-------- ENTRIES PROVIDED --------

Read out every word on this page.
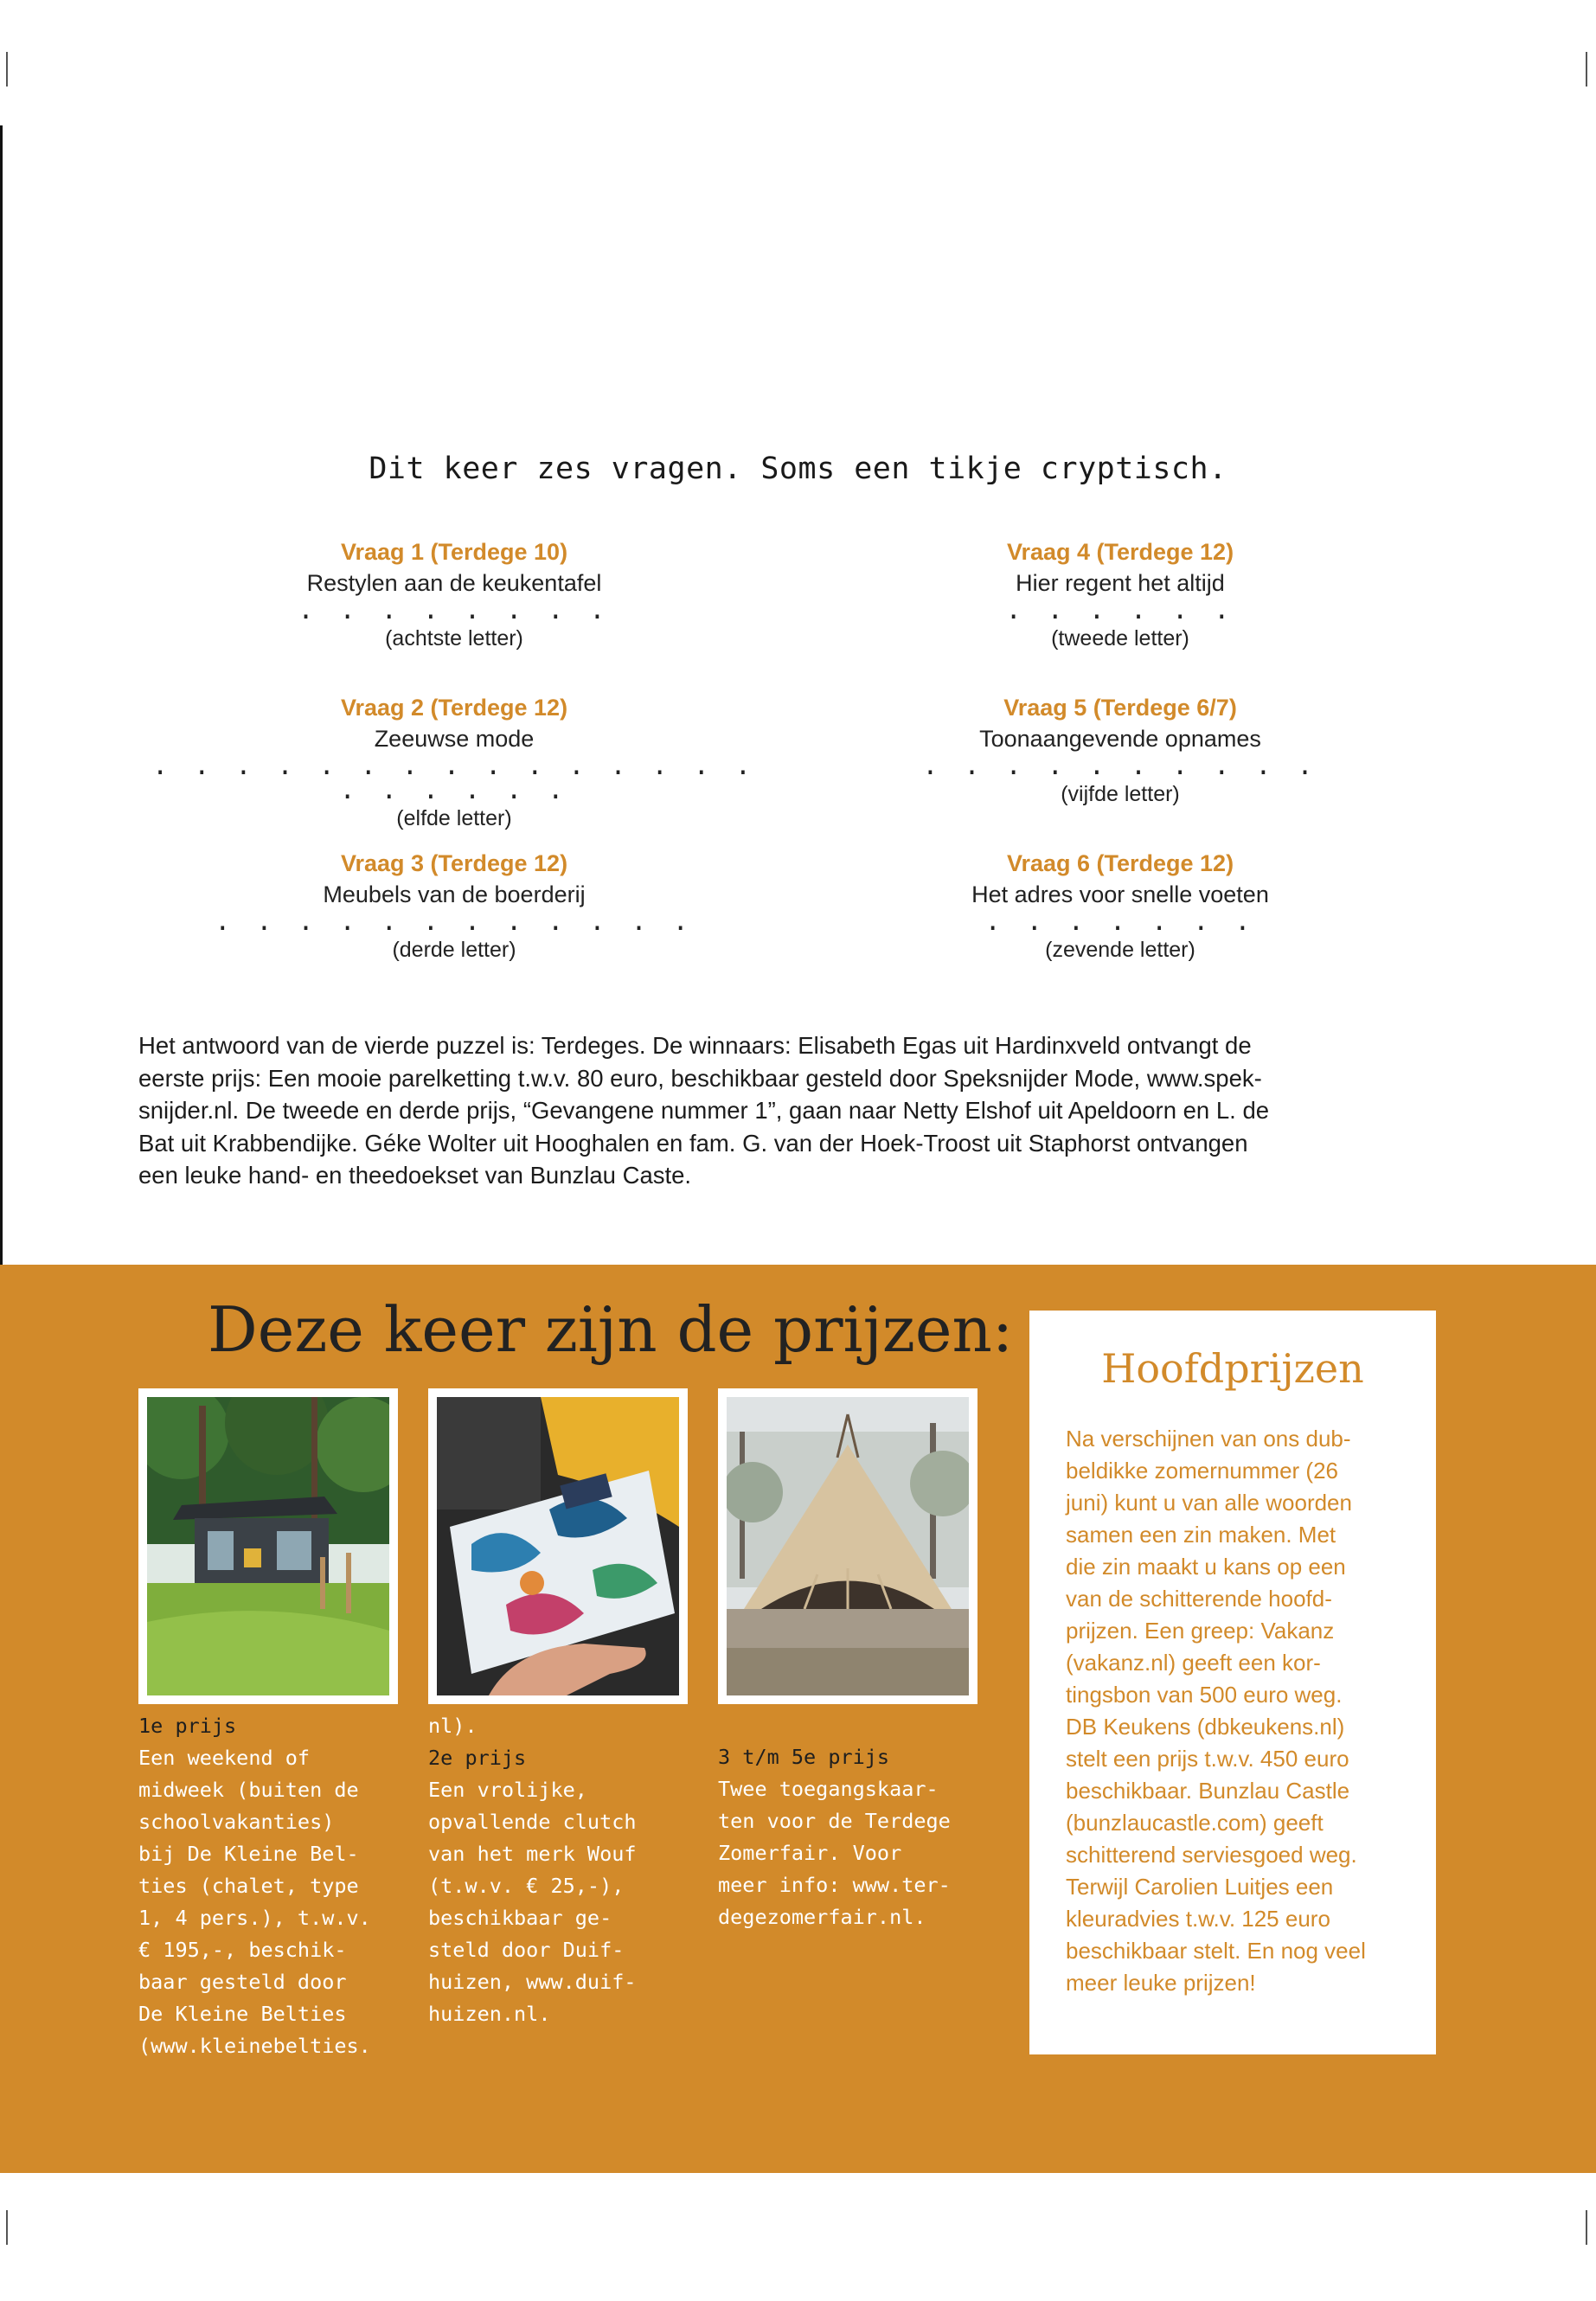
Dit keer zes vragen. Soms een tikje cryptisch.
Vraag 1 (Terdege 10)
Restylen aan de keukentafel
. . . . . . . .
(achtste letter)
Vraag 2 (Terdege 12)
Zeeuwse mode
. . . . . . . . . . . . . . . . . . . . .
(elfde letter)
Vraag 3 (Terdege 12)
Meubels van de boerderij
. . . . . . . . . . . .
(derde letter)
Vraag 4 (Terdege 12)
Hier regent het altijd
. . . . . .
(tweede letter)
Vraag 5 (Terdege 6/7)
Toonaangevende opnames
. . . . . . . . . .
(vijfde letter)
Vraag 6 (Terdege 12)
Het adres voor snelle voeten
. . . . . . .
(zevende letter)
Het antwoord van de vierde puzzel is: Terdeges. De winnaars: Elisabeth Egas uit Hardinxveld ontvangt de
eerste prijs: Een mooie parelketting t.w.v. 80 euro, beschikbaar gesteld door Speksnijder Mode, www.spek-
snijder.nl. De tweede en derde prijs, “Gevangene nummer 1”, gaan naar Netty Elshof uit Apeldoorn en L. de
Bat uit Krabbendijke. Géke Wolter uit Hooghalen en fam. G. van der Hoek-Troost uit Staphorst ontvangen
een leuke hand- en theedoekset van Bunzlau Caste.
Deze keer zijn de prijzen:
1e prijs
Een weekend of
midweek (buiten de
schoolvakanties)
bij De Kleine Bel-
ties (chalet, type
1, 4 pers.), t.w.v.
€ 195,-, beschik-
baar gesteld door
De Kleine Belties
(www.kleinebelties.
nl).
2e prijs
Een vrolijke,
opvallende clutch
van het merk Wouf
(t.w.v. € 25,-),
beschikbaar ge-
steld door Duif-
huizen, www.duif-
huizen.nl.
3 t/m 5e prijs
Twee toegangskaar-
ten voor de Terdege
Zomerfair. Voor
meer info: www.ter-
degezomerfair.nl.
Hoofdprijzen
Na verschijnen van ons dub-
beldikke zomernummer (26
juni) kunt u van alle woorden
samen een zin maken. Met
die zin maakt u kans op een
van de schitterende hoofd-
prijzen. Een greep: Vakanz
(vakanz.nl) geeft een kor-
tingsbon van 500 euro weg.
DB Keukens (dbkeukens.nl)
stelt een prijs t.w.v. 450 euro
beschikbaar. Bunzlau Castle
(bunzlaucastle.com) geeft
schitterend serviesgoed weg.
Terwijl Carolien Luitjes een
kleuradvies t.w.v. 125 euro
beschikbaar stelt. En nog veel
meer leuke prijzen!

--------
-------- ENTRIES PROVIDED --------

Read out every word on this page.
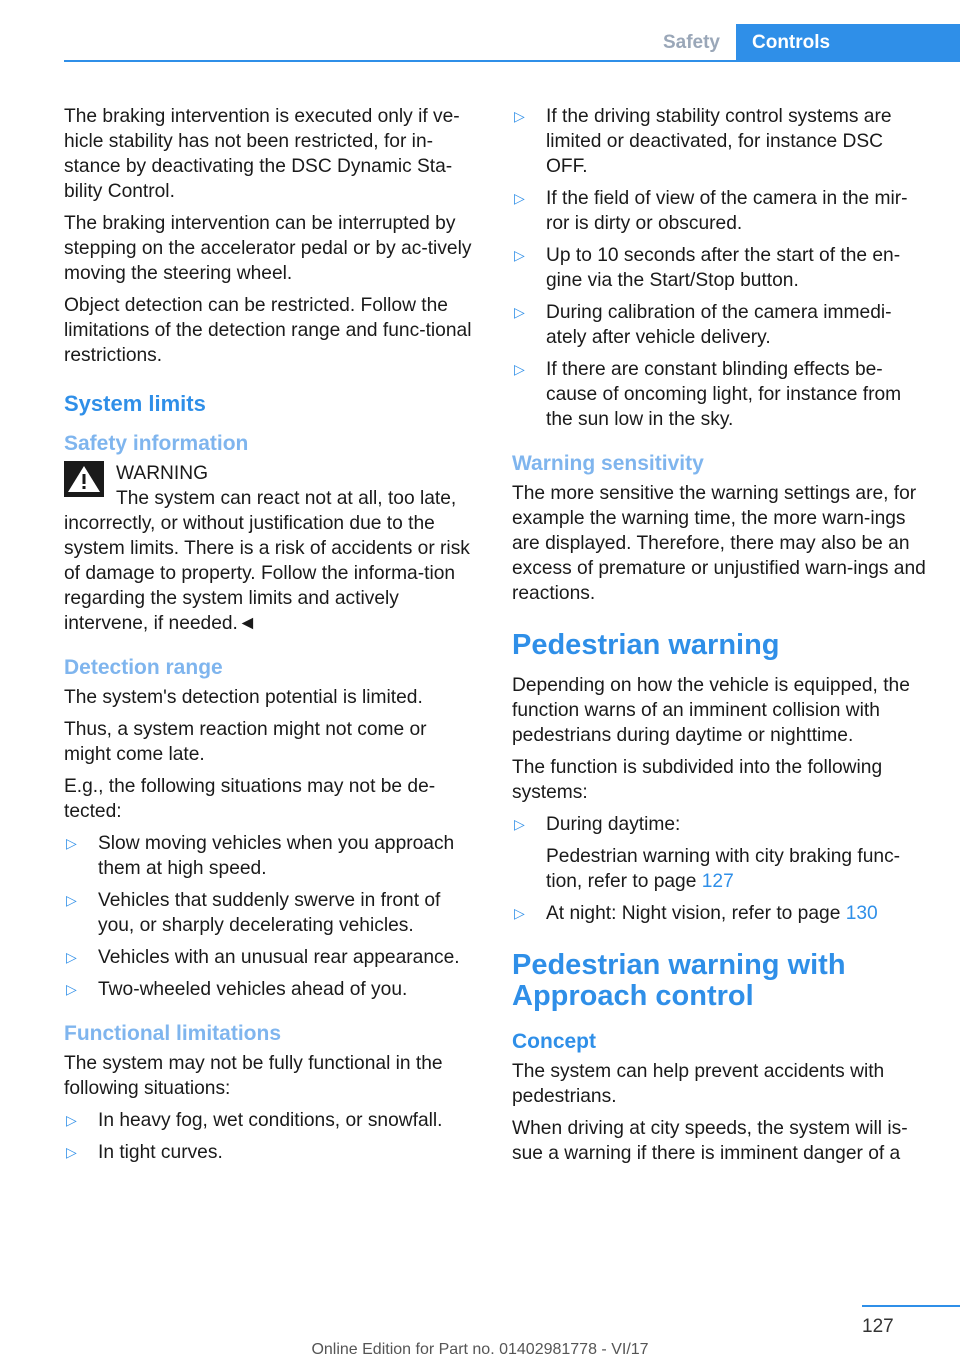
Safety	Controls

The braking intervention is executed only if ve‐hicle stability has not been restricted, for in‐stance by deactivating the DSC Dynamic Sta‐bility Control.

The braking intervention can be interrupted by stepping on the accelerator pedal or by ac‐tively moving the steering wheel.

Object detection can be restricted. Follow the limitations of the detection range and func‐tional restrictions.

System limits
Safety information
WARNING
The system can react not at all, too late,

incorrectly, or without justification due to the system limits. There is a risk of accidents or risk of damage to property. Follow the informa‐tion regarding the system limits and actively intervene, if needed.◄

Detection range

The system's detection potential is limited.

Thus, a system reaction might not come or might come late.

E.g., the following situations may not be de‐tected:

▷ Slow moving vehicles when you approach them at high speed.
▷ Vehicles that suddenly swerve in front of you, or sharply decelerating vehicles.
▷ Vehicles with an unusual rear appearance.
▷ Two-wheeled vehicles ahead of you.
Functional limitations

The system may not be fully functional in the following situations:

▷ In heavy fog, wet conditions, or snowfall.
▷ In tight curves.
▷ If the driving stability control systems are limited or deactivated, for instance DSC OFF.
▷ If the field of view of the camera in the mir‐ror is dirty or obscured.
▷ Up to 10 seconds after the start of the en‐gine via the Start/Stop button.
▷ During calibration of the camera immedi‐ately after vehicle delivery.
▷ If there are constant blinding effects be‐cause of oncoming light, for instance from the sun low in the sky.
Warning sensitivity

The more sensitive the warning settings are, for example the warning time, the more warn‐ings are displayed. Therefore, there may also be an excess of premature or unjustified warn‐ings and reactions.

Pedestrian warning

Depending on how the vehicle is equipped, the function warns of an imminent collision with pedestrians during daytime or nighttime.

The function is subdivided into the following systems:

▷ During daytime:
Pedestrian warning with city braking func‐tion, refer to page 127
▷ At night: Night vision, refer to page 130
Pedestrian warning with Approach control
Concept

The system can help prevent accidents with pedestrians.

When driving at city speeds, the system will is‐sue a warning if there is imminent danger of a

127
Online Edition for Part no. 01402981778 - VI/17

--------

Where a line of the entries contains the word "tweede", copy that line.

(tweede letter)
snijder.nl. De tweede en derde prijs, “Gevangene nummer 1”, gaan naar Netty Elshof uit Apeldoorn en L. de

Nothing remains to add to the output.